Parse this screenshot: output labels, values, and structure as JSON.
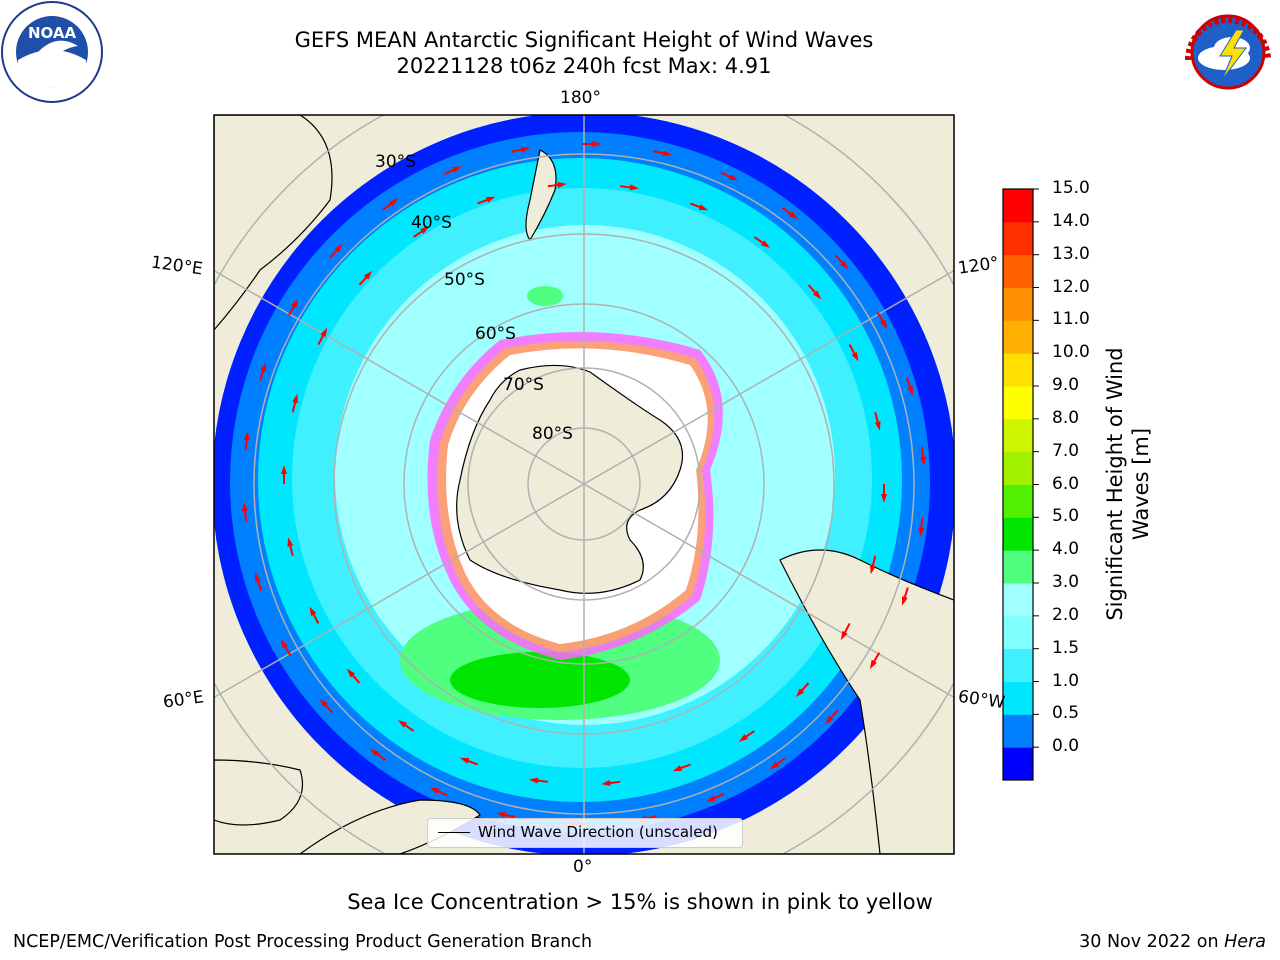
{
  "title": {
    "line1": "GEFS MEAN Antarctic Significant Height of Wind Waves",
    "line2": "20221128 t06z 240h fcst   Max: 4.91"
  },
  "logos": {
    "noaa_text": "NOAA",
    "noaa_ring": "NATIONAL OCEANIC AND ATMOSPHERIC ADMINISTRATION · U.S. DEPARTMENT OF COMMERCE",
    "nws_ring": "NATIONAL WEATHER SERVICE"
  },
  "map": {
    "projection": "south-polar-stereographic",
    "longitude_labels": {
      "top": "180°",
      "bottom": "0°",
      "left_upper": "120°E",
      "left_lower": "60°E",
      "right_upper": "120°",
      "right_lower": "60°W"
    },
    "latitude_labels": [
      "30°S",
      "40°S",
      "50°S",
      "60°S",
      "70°S",
      "80°S"
    ],
    "legend_label": "Wind Wave Direction (unscaled)",
    "arrow_color": "#ff0000",
    "land_color": "#efedda",
    "ice_color": "#ffffff"
  },
  "colorbar": {
    "title": "Significant Height of Wind Waves [m]",
    "ticks": [
      "15.0",
      "14.0",
      "13.0",
      "12.0",
      "11.0",
      "10.0",
      "9.0",
      "8.0",
      "7.0",
      "6.0",
      "5.0",
      "4.0",
      "3.0",
      "2.0",
      "1.5",
      "1.0",
      "0.5",
      "0.0"
    ],
    "colors": [
      "#0000ff",
      "#0080ff",
      "#00e6ff",
      "#40f0ff",
      "#80ffff",
      "#a0ffff",
      "#50ff80",
      "#00e600",
      "#50f000",
      "#a0f000",
      "#d0f500",
      "#ffff00",
      "#ffe000",
      "#ffb000",
      "#ff9000",
      "#ff6000",
      "#ff3000",
      "#ff0000"
    ]
  },
  "note": "Sea Ice Concentration > 15% is shown in pink to yellow",
  "footer": {
    "left": "NCEP/EMC/Verification Post Processing Product Generation Branch",
    "right_date": "30 Nov 2022 on ",
    "right_host": "Hera"
  }
}
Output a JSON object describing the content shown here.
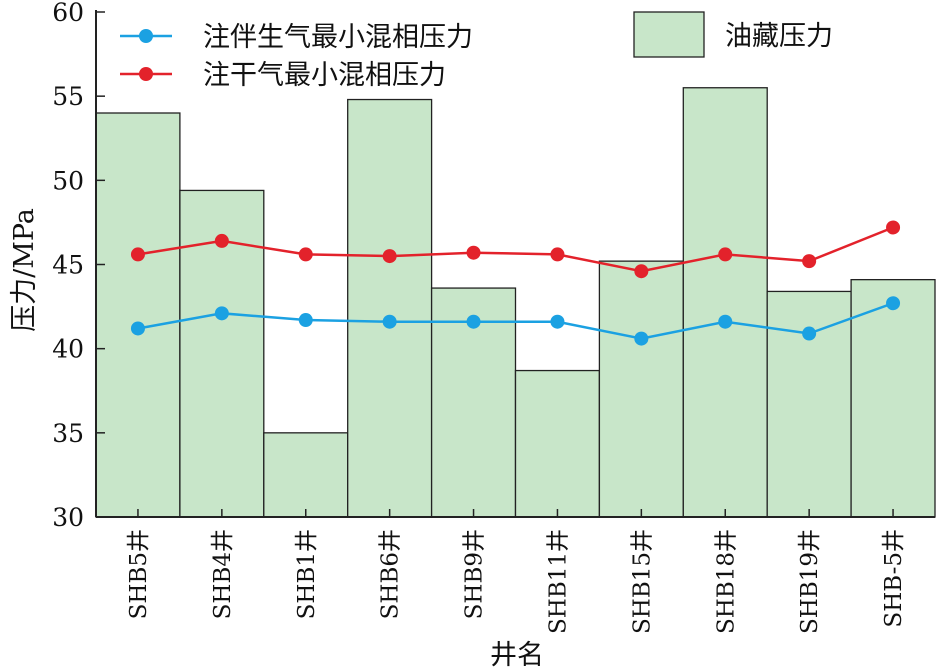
{
  "chart_data": {
    "type": "bar+line",
    "xlabel": "井名",
    "ylabel": "压力/MPa",
    "ylim": [
      30,
      60
    ],
    "yticks": [
      30,
      35,
      40,
      45,
      50,
      55,
      60
    ],
    "categories": [
      "SHB5井",
      "SHB4井",
      "SHB1井",
      "SHB6井",
      "SHB9井",
      "SHB11井",
      "SHB15井",
      "SHB18井",
      "SHB19井",
      "SHB-5井"
    ],
    "bars": {
      "name": "油藏压力",
      "color": "#c8e6c9",
      "values": [
        54.0,
        49.4,
        35.0,
        54.8,
        43.6,
        38.7,
        45.2,
        55.5,
        43.4,
        44.1
      ]
    },
    "series": [
      {
        "name": "注伴生气最小混相压力",
        "color": "#1ba1e2",
        "values": [
          41.2,
          42.1,
          41.7,
          41.6,
          41.6,
          41.6,
          40.6,
          41.6,
          40.9,
          42.7
        ]
      },
      {
        "name": "注干气最小混相压力",
        "color": "#e3222b",
        "values": [
          45.6,
          46.4,
          45.6,
          45.5,
          45.7,
          45.6,
          44.6,
          45.6,
          45.2,
          47.2
        ]
      }
    ],
    "legend": "top",
    "grid": false
  }
}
━━━━━━━━━━━━━━━━
### Task
Extract each line from the listing that holds the word "Wind".

### Expected answer
    "line1": "GEFS MEAN Antarctic Significant Height of Wind Waves",
    "legend_label": "Wind Wave Direction (unscaled)",
    "title": "Significant Height of Wind Waves [m]",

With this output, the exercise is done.